Task statement | Word for word, quote all of the material, omitting the pictures.

Saved entries |

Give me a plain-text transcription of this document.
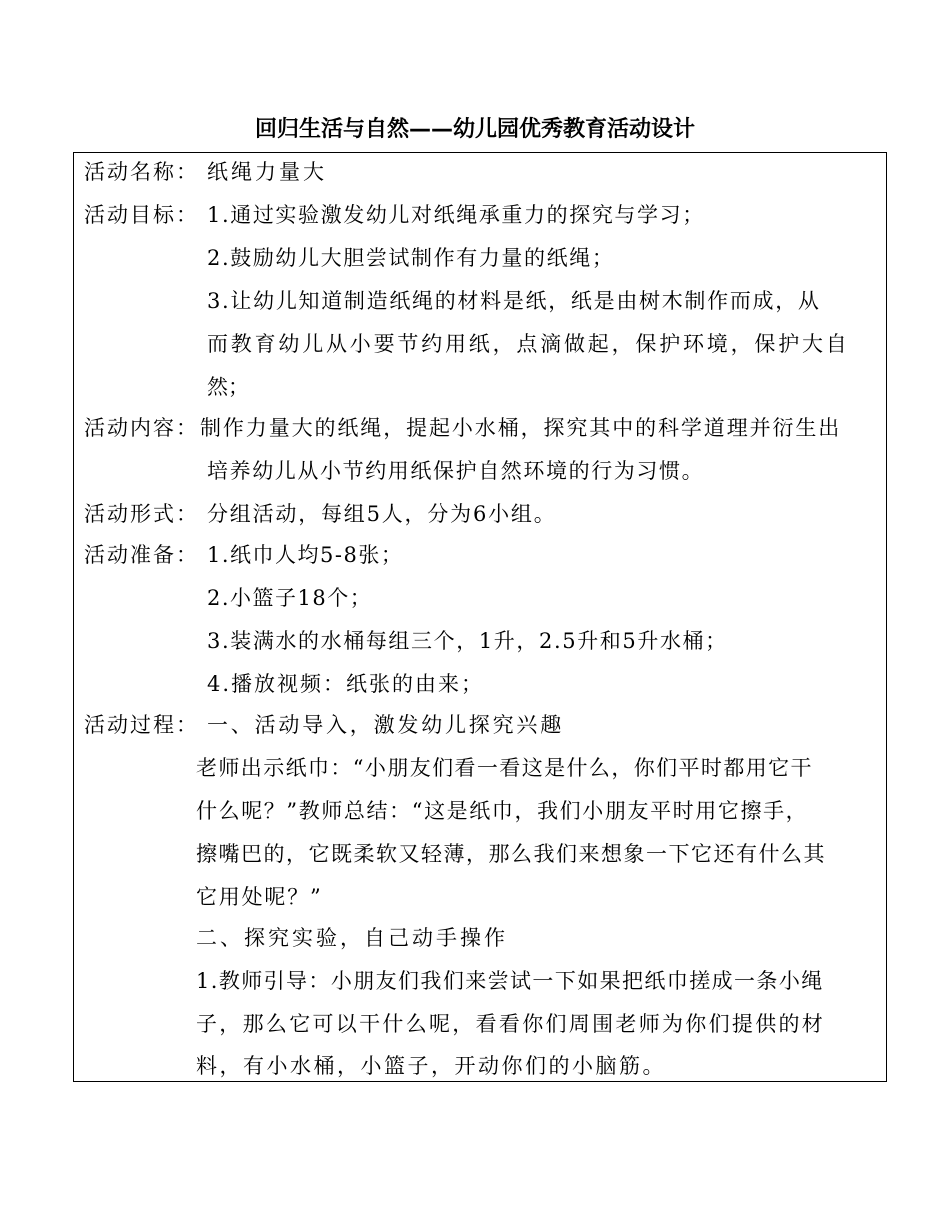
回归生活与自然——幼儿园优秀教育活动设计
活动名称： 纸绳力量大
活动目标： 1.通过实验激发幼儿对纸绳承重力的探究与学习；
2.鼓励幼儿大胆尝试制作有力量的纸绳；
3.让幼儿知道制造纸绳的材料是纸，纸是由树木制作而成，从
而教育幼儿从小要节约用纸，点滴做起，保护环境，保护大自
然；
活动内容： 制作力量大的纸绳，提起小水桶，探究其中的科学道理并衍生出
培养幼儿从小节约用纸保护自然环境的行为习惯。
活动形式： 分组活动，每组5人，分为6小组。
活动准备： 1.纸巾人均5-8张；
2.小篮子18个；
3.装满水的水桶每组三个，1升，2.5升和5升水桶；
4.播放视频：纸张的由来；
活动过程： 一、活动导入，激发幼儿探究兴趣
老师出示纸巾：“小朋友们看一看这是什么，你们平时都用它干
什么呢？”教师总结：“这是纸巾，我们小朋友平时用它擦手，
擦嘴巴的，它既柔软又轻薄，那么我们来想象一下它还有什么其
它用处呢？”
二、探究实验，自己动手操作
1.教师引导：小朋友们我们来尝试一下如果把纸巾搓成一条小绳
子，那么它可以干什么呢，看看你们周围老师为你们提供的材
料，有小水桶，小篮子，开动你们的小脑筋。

Result of the exercise |
Give me a plain-text transcription of this document.
回归生活与自然——幼儿园优秀教育活动设计
活动名称： 纸绳力量大
活动目标： 1.通过实验激发幼儿对纸绳承重力的探究与学习；
2.鼓励幼儿大胆尝试制作有力量的纸绳；
3.让幼儿知道制造纸绳的材料是纸，纸是由树木制作而成，从
而教育幼儿从小要节约用纸，点滴做起，保护环境，保护大自
然；
活动内容： 制作力量大的纸绳，提起小水桶，探究其中的科学道理并衍生出
培养幼儿从小节约用纸保护自然环境的行为习惯。
活动形式： 分组活动，每组5人，分为6小组。
活动准备： 1.纸巾人均5-8张；
2.小篮子18个；
3.装满水的水桶每组三个，1升，2.5升和5升水桶；
4.播放视频：纸张的由来；
活动过程： 一、活动导入，激发幼儿探究兴趣
老师出示纸巾：“小朋友们看一看这是什么，你们平时都用它干
什么呢？”教师总结：“这是纸巾，我们小朋友平时用它擦手，
擦嘴巴的，它既柔软又轻薄，那么我们来想象一下它还有什么其
它用处呢？”
二、探究实验，自己动手操作
1.教师引导：小朋友们我们来尝试一下如果把纸巾搓成一条小绳
子，那么它可以干什么呢，看看你们周围老师为你们提供的材
料，有小水桶，小篮子，开动你们的小脑筋。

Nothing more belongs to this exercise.